**Objective**: Return all entries precisely as they stand, without the images.

**Raw data**:
◇ ◇ ◇ ◇ ◇

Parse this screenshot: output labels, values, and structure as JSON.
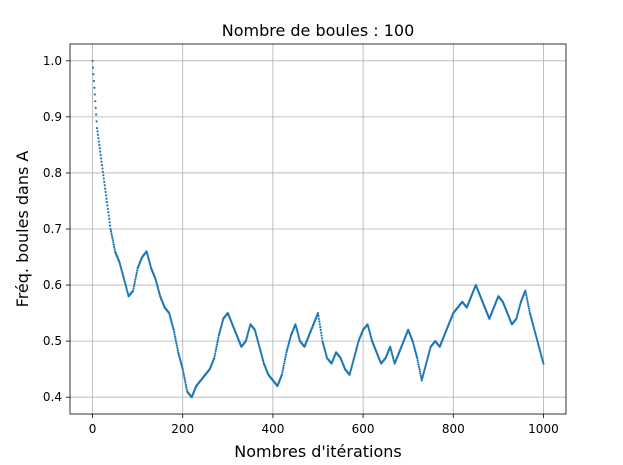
{
  "chart_data": {
    "type": "scatter",
    "title": "Nombre de boules : 100",
    "xlabel": "Nombres d'itérations",
    "ylabel": "Fréq. boules dans A",
    "xlim": [
      -50,
      1050
    ],
    "ylim": [
      0.37,
      1.03
    ],
    "xticks": [
      0,
      200,
      400,
      600,
      800,
      1000
    ],
    "yticks": [
      0.4,
      0.5,
      0.6,
      0.7,
      0.8,
      0.9,
      1.0
    ],
    "ytick_labels": [
      "0.4",
      "0.5",
      "0.6",
      "0.7",
      "0.8",
      "0.9",
      "1.0"
    ],
    "grid": true,
    "marker_color": "#1f77b4",
    "series": [
      {
        "x": [
          0,
          10,
          20,
          30,
          40,
          50,
          60,
          70,
          80,
          90,
          100,
          110,
          120,
          130,
          140,
          150,
          160,
          170,
          180,
          190,
          200,
          210,
          220,
          230,
          240,
          250,
          260,
          270,
          280,
          290,
          300,
          310,
          320,
          330,
          340,
          350,
          360,
          370,
          380,
          390,
          400,
          410,
          420,
          430,
          440,
          450,
          460,
          470,
          480,
          490,
          500,
          510,
          520,
          530,
          540,
          550,
          560,
          570,
          580,
          590,
          600,
          610,
          620,
          630,
          640,
          650,
          660,
          670,
          680,
          690,
          700,
          710,
          720,
          730,
          740,
          750,
          760,
          770,
          780,
          790,
          800,
          810,
          820,
          830,
          840,
          850,
          860,
          870,
          880,
          890,
          900,
          910,
          920,
          930,
          940,
          950,
          960,
          970,
          980,
          990,
          1000
        ],
        "y": [
          1.0,
          0.88,
          0.82,
          0.76,
          0.7,
          0.66,
          0.64,
          0.61,
          0.58,
          0.59,
          0.63,
          0.65,
          0.66,
          0.63,
          0.61,
          0.58,
          0.56,
          0.55,
          0.52,
          0.48,
          0.45,
          0.41,
          0.4,
          0.42,
          0.43,
          0.44,
          0.45,
          0.47,
          0.51,
          0.54,
          0.55,
          0.53,
          0.51,
          0.49,
          0.5,
          0.53,
          0.52,
          0.49,
          0.46,
          0.44,
          0.43,
          0.42,
          0.44,
          0.48,
          0.51,
          0.53,
          0.5,
          0.49,
          0.51,
          0.53,
          0.55,
          0.5,
          0.47,
          0.46,
          0.48,
          0.47,
          0.45,
          0.44,
          0.47,
          0.5,
          0.52,
          0.53,
          0.5,
          0.48,
          0.46,
          0.47,
          0.49,
          0.46,
          0.48,
          0.5,
          0.52,
          0.5,
          0.47,
          0.43,
          0.46,
          0.49,
          0.5,
          0.49,
          0.51,
          0.53,
          0.55,
          0.56,
          0.57,
          0.56,
          0.58,
          0.6,
          0.58,
          0.56,
          0.54,
          0.56,
          0.58,
          0.57,
          0.55,
          0.53,
          0.54,
          0.57,
          0.59,
          0.55,
          0.52,
          0.49,
          0.46
        ]
      }
    ]
  }
}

◇ ◇ ◇ ◇ ◇

**Reply to the exercise**:
Parse this screenshot: output labels, values, and structure as JSON.
{
  "chart_data": {
    "type": "scatter",
    "title": "Nombre de boules : 100",
    "xlabel": "Nombres d'itérations",
    "ylabel": "Fréq. boules dans A",
    "xlim": [
      -50,
      1050
    ],
    "ylim": [
      0.37,
      1.03
    ],
    "xticks": [
      0,
      200,
      400,
      600,
      800,
      1000
    ],
    "yticks": [
      0.4,
      0.5,
      0.6,
      0.7,
      0.8,
      0.9,
      1.0
    ],
    "ytick_labels": [
      "0.4",
      "0.5",
      "0.6",
      "0.7",
      "0.8",
      "0.9",
      "1.0"
    ],
    "grid": true,
    "marker_color": "#1f77b4",
    "series": [
      {
        "x": [
          0,
          10,
          20,
          30,
          40,
          50,
          60,
          70,
          80,
          90,
          100,
          110,
          120,
          130,
          140,
          150,
          160,
          170,
          180,
          190,
          200,
          210,
          220,
          230,
          240,
          250,
          260,
          270,
          280,
          290,
          300,
          310,
          320,
          330,
          340,
          350,
          360,
          370,
          380,
          390,
          400,
          410,
          420,
          430,
          440,
          450,
          460,
          470,
          480,
          490,
          500,
          510,
          520,
          530,
          540,
          550,
          560,
          570,
          580,
          590,
          600,
          610,
          620,
          630,
          640,
          650,
          660,
          670,
          680,
          690,
          700,
          710,
          720,
          730,
          740,
          750,
          760,
          770,
          780,
          790,
          800,
          810,
          820,
          830,
          840,
          850,
          860,
          870,
          880,
          890,
          900,
          910,
          920,
          930,
          940,
          950,
          960,
          970,
          980,
          990,
          1000
        ],
        "y": [
          1.0,
          0.88,
          0.82,
          0.76,
          0.7,
          0.66,
          0.64,
          0.61,
          0.58,
          0.59,
          0.63,
          0.65,
          0.66,
          0.63,
          0.61,
          0.58,
          0.56,
          0.55,
          0.52,
          0.48,
          0.45,
          0.41,
          0.4,
          0.42,
          0.43,
          0.44,
          0.45,
          0.47,
          0.51,
          0.54,
          0.55,
          0.53,
          0.51,
          0.49,
          0.5,
          0.53,
          0.52,
          0.49,
          0.46,
          0.44,
          0.43,
          0.42,
          0.44,
          0.48,
          0.51,
          0.53,
          0.5,
          0.49,
          0.51,
          0.53,
          0.55,
          0.5,
          0.47,
          0.46,
          0.48,
          0.47,
          0.45,
          0.44,
          0.47,
          0.5,
          0.52,
          0.53,
          0.5,
          0.48,
          0.46,
          0.47,
          0.49,
          0.46,
          0.48,
          0.5,
          0.52,
          0.5,
          0.47,
          0.43,
          0.46,
          0.49,
          0.5,
          0.49,
          0.51,
          0.53,
          0.55,
          0.56,
          0.57,
          0.56,
          0.58,
          0.6,
          0.58,
          0.56,
          0.54,
          0.56,
          0.58,
          0.57,
          0.55,
          0.53,
          0.54,
          0.57,
          0.59,
          0.55,
          0.52,
          0.49,
          0.46
        ]
      }
    ]
  }
}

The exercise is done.